[Exercise set]
1. Answer these questions about the campaign passage.
(a) In what month and year did Penn move to Washington?
(b) How much did Penn and Knapp offer Morris as a buyout?
(c) Who replaced Sipple as the Dole campaign's media consultant?
2. Rewrite part of the campaign passage, beginning at the words "That weekend, Penn, Knapp" and stopping after "of just $30,000.", with "buyout" replaced by "settlement".

Shortly after Morris resigned, Clinton took Penn and Schoen aside. "I want you to stay on and pick up the slack," he told them. Penn, who had moved to Washington in December 1995, confessed, "Mr. President, the last thing I want to do is get a moving van and go back to New York."

"That won't be necessary," said Clinton. "Don't worry. I know that a lot of what Dick presented on values was your work."

That weekend, Penn, Knapp and Morris had a long, unpleasant conversation about Morris' compensation. Morris argued that because so many of the campaign's ideas were his, he was entitled to "royalties"--a piece of the TV ad buy for the rest of the campaign. Penn and Knapp shot that idea down fast. Morris had already earned perhaps $2 million from the campaign up to that point. They offered him a buyout of just $30,000.


In September, Sipple quit the Dole campaign after Reed told him he was bringing in another media consultant. Reed replaced him with a soft-voiced Cuban-born adman named Alex Castellanos, who immediately put up a spot attacking Clinton on the drug issue. A federal agency had just announced that teenage marijuana use had almost doubled in three years, and Castellanos' spot combined that bit of news with a 1992 mtv clip showing a grinning, callow-looking Clinton confessing that he'd inhale if he had it to do all over again. It was Dole's best spot of the year. Clinton took Penn and Schoen aside.

"Look, I'm worried about this drug attack," he said. "How do we respond?" Dole hadn't put much money behind the ad, but the consultants decided to hit back hard. They came up with a spot highlighting Clinton's drug and crime policies, including the death penalty for drug kingpins, and hitting Dole for voting against creation of the drug czar's office.

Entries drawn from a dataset

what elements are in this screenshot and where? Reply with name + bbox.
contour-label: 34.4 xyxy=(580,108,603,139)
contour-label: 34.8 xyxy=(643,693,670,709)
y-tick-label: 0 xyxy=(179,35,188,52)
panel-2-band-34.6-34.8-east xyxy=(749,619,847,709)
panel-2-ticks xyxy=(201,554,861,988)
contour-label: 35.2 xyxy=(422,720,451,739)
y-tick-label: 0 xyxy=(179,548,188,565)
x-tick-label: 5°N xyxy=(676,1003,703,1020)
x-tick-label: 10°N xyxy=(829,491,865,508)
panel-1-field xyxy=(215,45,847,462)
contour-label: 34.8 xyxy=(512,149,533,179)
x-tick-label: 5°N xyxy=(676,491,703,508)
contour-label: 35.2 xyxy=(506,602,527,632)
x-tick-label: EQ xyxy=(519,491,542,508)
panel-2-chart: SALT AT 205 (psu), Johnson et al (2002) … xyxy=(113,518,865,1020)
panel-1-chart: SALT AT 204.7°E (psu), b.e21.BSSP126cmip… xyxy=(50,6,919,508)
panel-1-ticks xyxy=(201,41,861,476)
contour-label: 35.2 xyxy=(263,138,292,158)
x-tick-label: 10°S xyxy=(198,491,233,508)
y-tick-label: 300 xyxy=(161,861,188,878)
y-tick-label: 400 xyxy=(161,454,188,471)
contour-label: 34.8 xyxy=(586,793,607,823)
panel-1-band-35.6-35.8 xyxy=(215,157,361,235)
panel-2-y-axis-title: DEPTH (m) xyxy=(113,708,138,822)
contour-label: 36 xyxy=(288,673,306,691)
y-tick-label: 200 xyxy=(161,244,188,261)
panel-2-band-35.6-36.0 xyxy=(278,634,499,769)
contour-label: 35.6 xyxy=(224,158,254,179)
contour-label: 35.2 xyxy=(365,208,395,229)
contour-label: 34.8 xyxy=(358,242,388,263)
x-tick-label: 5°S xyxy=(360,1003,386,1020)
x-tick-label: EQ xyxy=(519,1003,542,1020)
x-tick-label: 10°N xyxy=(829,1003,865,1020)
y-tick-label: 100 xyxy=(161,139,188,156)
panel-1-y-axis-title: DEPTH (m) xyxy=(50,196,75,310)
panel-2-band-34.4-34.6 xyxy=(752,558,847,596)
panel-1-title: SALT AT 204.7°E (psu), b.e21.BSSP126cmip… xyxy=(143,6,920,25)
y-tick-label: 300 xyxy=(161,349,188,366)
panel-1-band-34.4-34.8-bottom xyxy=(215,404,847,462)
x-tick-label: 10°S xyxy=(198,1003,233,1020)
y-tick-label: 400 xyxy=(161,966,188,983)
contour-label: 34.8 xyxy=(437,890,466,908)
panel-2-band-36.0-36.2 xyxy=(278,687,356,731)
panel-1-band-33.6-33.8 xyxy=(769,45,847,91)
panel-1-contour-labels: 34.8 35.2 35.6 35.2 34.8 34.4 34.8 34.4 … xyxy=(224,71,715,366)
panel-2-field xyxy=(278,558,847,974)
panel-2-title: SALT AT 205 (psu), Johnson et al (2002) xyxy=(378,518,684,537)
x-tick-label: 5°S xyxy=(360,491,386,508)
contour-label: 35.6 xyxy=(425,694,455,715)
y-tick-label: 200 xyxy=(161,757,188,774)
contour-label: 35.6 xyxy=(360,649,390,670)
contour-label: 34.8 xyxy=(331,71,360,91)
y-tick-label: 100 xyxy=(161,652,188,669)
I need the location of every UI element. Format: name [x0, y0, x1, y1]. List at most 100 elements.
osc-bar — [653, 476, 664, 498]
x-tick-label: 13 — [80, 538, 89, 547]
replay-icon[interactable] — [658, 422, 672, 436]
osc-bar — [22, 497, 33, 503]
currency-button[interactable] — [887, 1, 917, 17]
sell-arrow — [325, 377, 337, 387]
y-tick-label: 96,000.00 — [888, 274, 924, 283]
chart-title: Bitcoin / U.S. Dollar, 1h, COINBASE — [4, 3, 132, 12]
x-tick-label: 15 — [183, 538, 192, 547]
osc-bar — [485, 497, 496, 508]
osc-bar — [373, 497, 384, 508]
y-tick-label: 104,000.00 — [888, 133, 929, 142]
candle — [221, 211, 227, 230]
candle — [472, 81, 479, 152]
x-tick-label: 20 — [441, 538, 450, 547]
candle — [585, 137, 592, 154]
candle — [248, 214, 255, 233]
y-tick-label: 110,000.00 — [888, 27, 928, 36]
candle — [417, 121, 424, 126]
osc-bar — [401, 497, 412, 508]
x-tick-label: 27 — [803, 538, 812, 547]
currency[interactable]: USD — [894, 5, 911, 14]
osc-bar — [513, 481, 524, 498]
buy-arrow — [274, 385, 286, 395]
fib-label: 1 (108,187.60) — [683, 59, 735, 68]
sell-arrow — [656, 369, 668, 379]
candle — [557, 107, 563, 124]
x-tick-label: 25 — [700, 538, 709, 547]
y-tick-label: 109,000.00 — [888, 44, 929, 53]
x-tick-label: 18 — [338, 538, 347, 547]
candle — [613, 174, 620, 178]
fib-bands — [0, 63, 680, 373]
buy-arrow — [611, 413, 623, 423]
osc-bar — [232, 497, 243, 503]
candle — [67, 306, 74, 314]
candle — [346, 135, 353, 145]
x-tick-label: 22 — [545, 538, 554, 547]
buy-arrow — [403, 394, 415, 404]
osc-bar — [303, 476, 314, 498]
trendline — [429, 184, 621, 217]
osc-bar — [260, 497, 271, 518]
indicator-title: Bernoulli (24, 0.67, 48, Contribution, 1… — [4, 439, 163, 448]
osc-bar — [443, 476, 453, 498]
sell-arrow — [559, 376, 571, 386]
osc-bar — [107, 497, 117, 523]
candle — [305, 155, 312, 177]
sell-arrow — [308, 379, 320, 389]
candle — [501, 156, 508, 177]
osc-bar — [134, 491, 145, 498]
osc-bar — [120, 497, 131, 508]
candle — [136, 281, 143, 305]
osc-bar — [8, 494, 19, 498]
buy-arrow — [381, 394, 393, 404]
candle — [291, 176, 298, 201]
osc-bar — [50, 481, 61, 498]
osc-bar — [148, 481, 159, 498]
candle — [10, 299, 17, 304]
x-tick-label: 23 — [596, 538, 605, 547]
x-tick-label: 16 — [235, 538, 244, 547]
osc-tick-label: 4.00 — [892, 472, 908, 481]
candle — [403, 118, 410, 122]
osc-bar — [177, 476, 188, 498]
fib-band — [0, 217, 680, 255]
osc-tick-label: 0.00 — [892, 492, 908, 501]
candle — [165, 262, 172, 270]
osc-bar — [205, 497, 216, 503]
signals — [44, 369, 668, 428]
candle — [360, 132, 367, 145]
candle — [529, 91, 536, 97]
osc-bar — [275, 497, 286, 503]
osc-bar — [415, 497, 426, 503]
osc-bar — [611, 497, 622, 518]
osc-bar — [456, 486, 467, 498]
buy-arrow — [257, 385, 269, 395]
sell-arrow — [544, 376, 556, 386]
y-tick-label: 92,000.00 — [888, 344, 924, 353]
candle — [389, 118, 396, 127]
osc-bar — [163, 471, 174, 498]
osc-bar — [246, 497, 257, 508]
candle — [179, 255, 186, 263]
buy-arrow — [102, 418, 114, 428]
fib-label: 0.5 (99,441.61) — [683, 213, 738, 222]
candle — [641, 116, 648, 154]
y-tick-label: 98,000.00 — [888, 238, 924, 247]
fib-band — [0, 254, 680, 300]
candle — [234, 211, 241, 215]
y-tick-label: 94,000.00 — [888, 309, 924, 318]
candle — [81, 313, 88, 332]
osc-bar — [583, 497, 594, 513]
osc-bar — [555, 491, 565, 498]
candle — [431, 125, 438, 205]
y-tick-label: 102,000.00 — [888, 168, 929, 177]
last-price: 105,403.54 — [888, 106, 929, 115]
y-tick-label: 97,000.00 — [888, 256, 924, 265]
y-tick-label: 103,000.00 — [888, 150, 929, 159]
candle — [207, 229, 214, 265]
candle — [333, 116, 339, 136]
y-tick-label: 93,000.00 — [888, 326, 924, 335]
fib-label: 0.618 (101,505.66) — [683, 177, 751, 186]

[Answers to the tasks]
1.
(a) December 1995
(b) $30,000
(c) Alex Castellanos

2.
That weekend, Penn, Knapp and Morris had a long, unpleasant conversation about Morris' compensation. Morris argued that because so many of the campaign's ideas were his, he was entitled to "royalties"--a piece of the TV ad buy for the rest of the campaign. Penn and Knapp shot that idea down fast. Morris had already earned perhaps $2 million from the campaign up to that point. They offered him a settlement of just $30,000.